▸ **Task to carry out**
Keep the images out and copy every entry below exactly.

Dataset records on visual material:
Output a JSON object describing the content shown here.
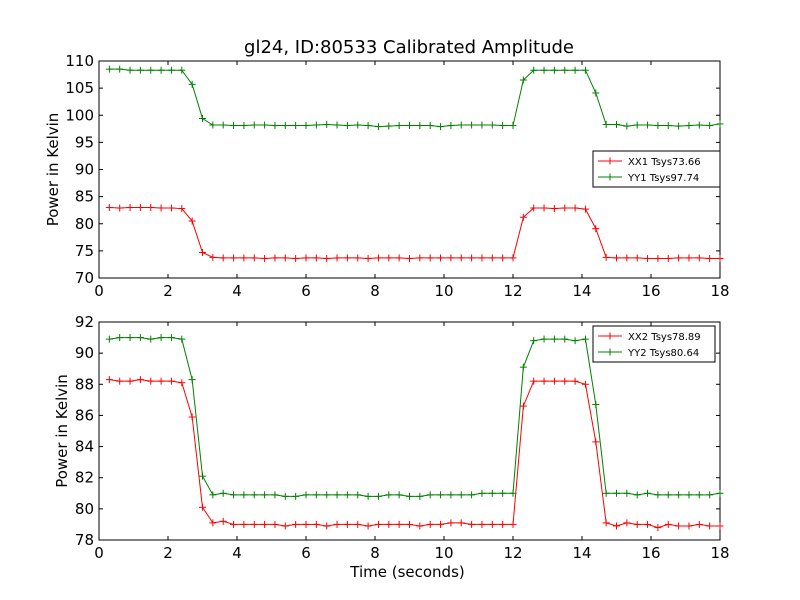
{
  "title": "gl24, ID:80533 Calibrated Amplitude",
  "colors": {
    "XX": "#ff0000",
    "YY": "#008000"
  },
  "chart_data": [
    {
      "type": "line",
      "ylabel": "Power in Kelvin",
      "xlabel": "",
      "xlim": [
        0,
        18
      ],
      "ylim": [
        70,
        110
      ],
      "xticks": [
        "0",
        "2",
        "4",
        "6",
        "8",
        "10",
        "12",
        "14",
        "16",
        "18"
      ],
      "yticks": [
        "70",
        "75",
        "80",
        "85",
        "90",
        "95",
        "100",
        "105",
        "110"
      ],
      "grid": false,
      "legend_position": "center-right",
      "x": [
        0.3,
        0.6,
        0.9,
        1.2,
        1.5,
        1.8,
        2.1,
        2.4,
        2.7,
        3.0,
        3.3,
        3.6,
        3.9,
        4.2,
        4.5,
        4.8,
        5.1,
        5.4,
        5.7,
        6.0,
        6.3,
        6.6,
        6.9,
        7.2,
        7.5,
        7.8,
        8.1,
        8.4,
        8.7,
        9.0,
        9.3,
        9.6,
        9.9,
        10.2,
        10.5,
        10.8,
        11.1,
        11.4,
        11.7,
        12.0,
        12.3,
        12.6,
        12.9,
        13.2,
        13.5,
        13.8,
        14.1,
        14.4,
        14.7,
        15.0,
        15.3,
        15.6,
        15.9,
        16.2,
        16.5,
        16.8,
        17.1,
        17.4,
        17.7,
        18.0
      ],
      "series": [
        {
          "name": "XX1 Tsys73.66",
          "color_key": "XX",
          "values": [
            83.0,
            82.9,
            83.0,
            83.0,
            83.0,
            82.9,
            82.9,
            82.8,
            80.5,
            74.7,
            73.8,
            73.7,
            73.7,
            73.7,
            73.7,
            73.6,
            73.7,
            73.7,
            73.6,
            73.7,
            73.7,
            73.6,
            73.7,
            73.7,
            73.7,
            73.6,
            73.7,
            73.7,
            73.7,
            73.6,
            73.7,
            73.7,
            73.7,
            73.7,
            73.7,
            73.7,
            73.7,
            73.7,
            73.7,
            73.7,
            81.2,
            82.9,
            82.9,
            82.8,
            82.9,
            82.9,
            82.7,
            79.1,
            73.8,
            73.7,
            73.7,
            73.7,
            73.6,
            73.6,
            73.6,
            73.7,
            73.7,
            73.7,
            73.6,
            73.6
          ]
        },
        {
          "name": "YY1 Tsys97.74",
          "color_key": "YY",
          "values": [
            108.5,
            108.5,
            108.3,
            108.3,
            108.3,
            108.3,
            108.3,
            108.3,
            105.7,
            99.4,
            98.2,
            98.2,
            98.1,
            98.1,
            98.2,
            98.2,
            98.1,
            98.1,
            98.1,
            98.1,
            98.2,
            98.3,
            98.2,
            98.1,
            98.2,
            98.1,
            97.9,
            98.0,
            98.1,
            98.1,
            98.1,
            98.1,
            97.9,
            98.1,
            98.2,
            98.2,
            98.2,
            98.2,
            98.1,
            98.1,
            106.5,
            108.3,
            108.3,
            108.3,
            108.3,
            108.3,
            108.3,
            104.1,
            98.3,
            98.3,
            98.0,
            98.2,
            98.2,
            98.1,
            98.1,
            98.0,
            98.1,
            98.2,
            98.1,
            98.4
          ]
        }
      ]
    },
    {
      "type": "line",
      "ylabel": "Power in Kelvin",
      "xlabel": "Time (seconds)",
      "xlim": [
        0,
        18
      ],
      "ylim": [
        78,
        92
      ],
      "xticks": [
        "0",
        "2",
        "4",
        "6",
        "8",
        "10",
        "12",
        "14",
        "16",
        "18"
      ],
      "yticks": [
        "78",
        "80",
        "82",
        "84",
        "86",
        "88",
        "90",
        "92"
      ],
      "grid": false,
      "legend_position": "top-right",
      "x": [
        0.3,
        0.6,
        0.9,
        1.2,
        1.5,
        1.8,
        2.1,
        2.4,
        2.7,
        3.0,
        3.3,
        3.6,
        3.9,
        4.2,
        4.5,
        4.8,
        5.1,
        5.4,
        5.7,
        6.0,
        6.3,
        6.6,
        6.9,
        7.2,
        7.5,
        7.8,
        8.1,
        8.4,
        8.7,
        9.0,
        9.3,
        9.6,
        9.9,
        10.2,
        10.5,
        10.8,
        11.1,
        11.4,
        11.7,
        12.0,
        12.3,
        12.6,
        12.9,
        13.2,
        13.5,
        13.8,
        14.1,
        14.4,
        14.7,
        15.0,
        15.3,
        15.6,
        15.9,
        16.2,
        16.5,
        16.8,
        17.1,
        17.4,
        17.7,
        18.0
      ],
      "series": [
        {
          "name": "XX2 Tsys78.89",
          "color_key": "XX",
          "values": [
            88.3,
            88.2,
            88.2,
            88.3,
            88.2,
            88.2,
            88.2,
            88.1,
            85.9,
            80.1,
            79.1,
            79.2,
            79.0,
            79.0,
            79.0,
            79.0,
            79.0,
            78.9,
            79.0,
            79.0,
            79.0,
            78.9,
            79.0,
            79.0,
            79.0,
            78.9,
            79.0,
            79.0,
            79.0,
            79.0,
            78.9,
            79.0,
            79.0,
            79.1,
            79.1,
            79.0,
            79.0,
            79.0,
            79.0,
            79.0,
            86.6,
            88.2,
            88.2,
            88.2,
            88.2,
            88.2,
            88.0,
            84.3,
            79.1,
            78.9,
            79.1,
            79.0,
            79.0,
            78.8,
            79.0,
            78.9,
            78.9,
            79.0,
            78.9,
            78.9
          ]
        },
        {
          "name": "YY2 Tsys80.64",
          "color_key": "YY",
          "values": [
            90.9,
            91.0,
            91.0,
            91.0,
            90.9,
            91.0,
            91.0,
            90.9,
            88.3,
            82.1,
            80.9,
            81.0,
            80.9,
            80.9,
            80.9,
            80.9,
            80.9,
            80.8,
            80.8,
            80.9,
            80.9,
            80.9,
            80.9,
            80.9,
            80.9,
            80.8,
            80.8,
            80.9,
            80.9,
            80.8,
            80.8,
            80.9,
            80.9,
            80.9,
            80.9,
            80.9,
            81.0,
            81.0,
            81.0,
            81.0,
            89.1,
            90.8,
            90.9,
            90.9,
            90.9,
            90.8,
            90.9,
            86.7,
            81.0,
            81.0,
            81.0,
            80.9,
            81.0,
            80.9,
            80.9,
            80.9,
            80.9,
            80.9,
            80.9,
            81.0
          ]
        }
      ]
    }
  ]
}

▸ **Task answer**
Output a JSON object describing the content shown here.
{
  "title": "gl24, ID:80533 Calibrated Amplitude",
  "colors": {
    "XX": "#ff0000",
    "YY": "#008000"
  },
  "chart_data": [
    {
      "type": "line",
      "ylabel": "Power in Kelvin",
      "xlabel": "",
      "xlim": [
        0,
        18
      ],
      "ylim": [
        70,
        110
      ],
      "xticks": [
        "0",
        "2",
        "4",
        "6",
        "8",
        "10",
        "12",
        "14",
        "16",
        "18"
      ],
      "yticks": [
        "70",
        "75",
        "80",
        "85",
        "90",
        "95",
        "100",
        "105",
        "110"
      ],
      "grid": false,
      "legend_position": "center-right",
      "x": [
        0.3,
        0.6,
        0.9,
        1.2,
        1.5,
        1.8,
        2.1,
        2.4,
        2.7,
        3.0,
        3.3,
        3.6,
        3.9,
        4.2,
        4.5,
        4.8,
        5.1,
        5.4,
        5.7,
        6.0,
        6.3,
        6.6,
        6.9,
        7.2,
        7.5,
        7.8,
        8.1,
        8.4,
        8.7,
        9.0,
        9.3,
        9.6,
        9.9,
        10.2,
        10.5,
        10.8,
        11.1,
        11.4,
        11.7,
        12.0,
        12.3,
        12.6,
        12.9,
        13.2,
        13.5,
        13.8,
        14.1,
        14.4,
        14.7,
        15.0,
        15.3,
        15.6,
        15.9,
        16.2,
        16.5,
        16.8,
        17.1,
        17.4,
        17.7,
        18.0
      ],
      "series": [
        {
          "name": "XX1 Tsys73.66",
          "color_key": "XX",
          "values": [
            83.0,
            82.9,
            83.0,
            83.0,
            83.0,
            82.9,
            82.9,
            82.8,
            80.5,
            74.7,
            73.8,
            73.7,
            73.7,
            73.7,
            73.7,
            73.6,
            73.7,
            73.7,
            73.6,
            73.7,
            73.7,
            73.6,
            73.7,
            73.7,
            73.7,
            73.6,
            73.7,
            73.7,
            73.7,
            73.6,
            73.7,
            73.7,
            73.7,
            73.7,
            73.7,
            73.7,
            73.7,
            73.7,
            73.7,
            73.7,
            81.2,
            82.9,
            82.9,
            82.8,
            82.9,
            82.9,
            82.7,
            79.1,
            73.8,
            73.7,
            73.7,
            73.7,
            73.6,
            73.6,
            73.6,
            73.7,
            73.7,
            73.7,
            73.6,
            73.6
          ]
        },
        {
          "name": "YY1 Tsys97.74",
          "color_key": "YY",
          "values": [
            108.5,
            108.5,
            108.3,
            108.3,
            108.3,
            108.3,
            108.3,
            108.3,
            105.7,
            99.4,
            98.2,
            98.2,
            98.1,
            98.1,
            98.2,
            98.2,
            98.1,
            98.1,
            98.1,
            98.1,
            98.2,
            98.3,
            98.2,
            98.1,
            98.2,
            98.1,
            97.9,
            98.0,
            98.1,
            98.1,
            98.1,
            98.1,
            97.9,
            98.1,
            98.2,
            98.2,
            98.2,
            98.2,
            98.1,
            98.1,
            106.5,
            108.3,
            108.3,
            108.3,
            108.3,
            108.3,
            108.3,
            104.1,
            98.3,
            98.3,
            98.0,
            98.2,
            98.2,
            98.1,
            98.1,
            98.0,
            98.1,
            98.2,
            98.1,
            98.4
          ]
        }
      ]
    },
    {
      "type": "line",
      "ylabel": "Power in Kelvin",
      "xlabel": "Time (seconds)",
      "xlim": [
        0,
        18
      ],
      "ylim": [
        78,
        92
      ],
      "xticks": [
        "0",
        "2",
        "4",
        "6",
        "8",
        "10",
        "12",
        "14",
        "16",
        "18"
      ],
      "yticks": [
        "78",
        "80",
        "82",
        "84",
        "86",
        "88",
        "90",
        "92"
      ],
      "grid": false,
      "legend_position": "top-right",
      "x": [
        0.3,
        0.6,
        0.9,
        1.2,
        1.5,
        1.8,
        2.1,
        2.4,
        2.7,
        3.0,
        3.3,
        3.6,
        3.9,
        4.2,
        4.5,
        4.8,
        5.1,
        5.4,
        5.7,
        6.0,
        6.3,
        6.6,
        6.9,
        7.2,
        7.5,
        7.8,
        8.1,
        8.4,
        8.7,
        9.0,
        9.3,
        9.6,
        9.9,
        10.2,
        10.5,
        10.8,
        11.1,
        11.4,
        11.7,
        12.0,
        12.3,
        12.6,
        12.9,
        13.2,
        13.5,
        13.8,
        14.1,
        14.4,
        14.7,
        15.0,
        15.3,
        15.6,
        15.9,
        16.2,
        16.5,
        16.8,
        17.1,
        17.4,
        17.7,
        18.0
      ],
      "series": [
        {
          "name": "XX2 Tsys78.89",
          "color_key": "XX",
          "values": [
            88.3,
            88.2,
            88.2,
            88.3,
            88.2,
            88.2,
            88.2,
            88.1,
            85.9,
            80.1,
            79.1,
            79.2,
            79.0,
            79.0,
            79.0,
            79.0,
            79.0,
            78.9,
            79.0,
            79.0,
            79.0,
            78.9,
            79.0,
            79.0,
            79.0,
            78.9,
            79.0,
            79.0,
            79.0,
            79.0,
            78.9,
            79.0,
            79.0,
            79.1,
            79.1,
            79.0,
            79.0,
            79.0,
            79.0,
            79.0,
            86.6,
            88.2,
            88.2,
            88.2,
            88.2,
            88.2,
            88.0,
            84.3,
            79.1,
            78.9,
            79.1,
            79.0,
            79.0,
            78.8,
            79.0,
            78.9,
            78.9,
            79.0,
            78.9,
            78.9
          ]
        },
        {
          "name": "YY2 Tsys80.64",
          "color_key": "YY",
          "values": [
            90.9,
            91.0,
            91.0,
            91.0,
            90.9,
            91.0,
            91.0,
            90.9,
            88.3,
            82.1,
            80.9,
            81.0,
            80.9,
            80.9,
            80.9,
            80.9,
            80.9,
            80.8,
            80.8,
            80.9,
            80.9,
            80.9,
            80.9,
            80.9,
            80.9,
            80.8,
            80.8,
            80.9,
            80.9,
            80.8,
            80.8,
            80.9,
            80.9,
            80.9,
            80.9,
            80.9,
            81.0,
            81.0,
            81.0,
            81.0,
            89.1,
            90.8,
            90.9,
            90.9,
            90.9,
            90.8,
            90.9,
            86.7,
            81.0,
            81.0,
            81.0,
            80.9,
            81.0,
            80.9,
            80.9,
            80.9,
            80.9,
            80.9,
            80.9,
            81.0
          ]
        }
      ]
    }
  ]
}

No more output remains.